Isolate every line in the records below with "Pattern" in it.

Data in this exercise –
⁂

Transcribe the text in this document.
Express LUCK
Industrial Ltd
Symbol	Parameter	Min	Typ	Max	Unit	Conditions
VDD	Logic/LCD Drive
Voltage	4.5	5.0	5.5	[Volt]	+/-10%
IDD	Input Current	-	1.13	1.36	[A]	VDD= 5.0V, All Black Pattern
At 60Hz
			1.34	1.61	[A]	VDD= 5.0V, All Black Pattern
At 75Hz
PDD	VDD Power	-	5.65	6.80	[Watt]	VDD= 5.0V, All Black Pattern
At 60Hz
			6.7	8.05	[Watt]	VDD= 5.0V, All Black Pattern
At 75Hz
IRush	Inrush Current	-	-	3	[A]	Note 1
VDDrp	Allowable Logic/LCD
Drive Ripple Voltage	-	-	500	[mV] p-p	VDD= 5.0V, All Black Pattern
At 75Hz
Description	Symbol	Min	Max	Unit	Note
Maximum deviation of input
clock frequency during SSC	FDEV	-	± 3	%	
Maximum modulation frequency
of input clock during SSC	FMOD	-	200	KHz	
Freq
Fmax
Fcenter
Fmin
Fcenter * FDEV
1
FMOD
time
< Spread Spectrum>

⁂

Result of this task –
IDD	Input Current	-	1.13	1.36	[A]	VDD= 5.0V, All Black Pattern
			1.34	1.61	[A]	VDD= 5.0V, All Black Pattern
PDD	VDD Power	-	5.65	6.80	[Watt]	VDD= 5.0V, All Black Pattern
			6.7	8.05	[Watt]	VDD= 5.0V, All Black Pattern
Drive Ripple Voltage	-	-	500	[mV] p-p	VDD= 5.0V, All Black Pattern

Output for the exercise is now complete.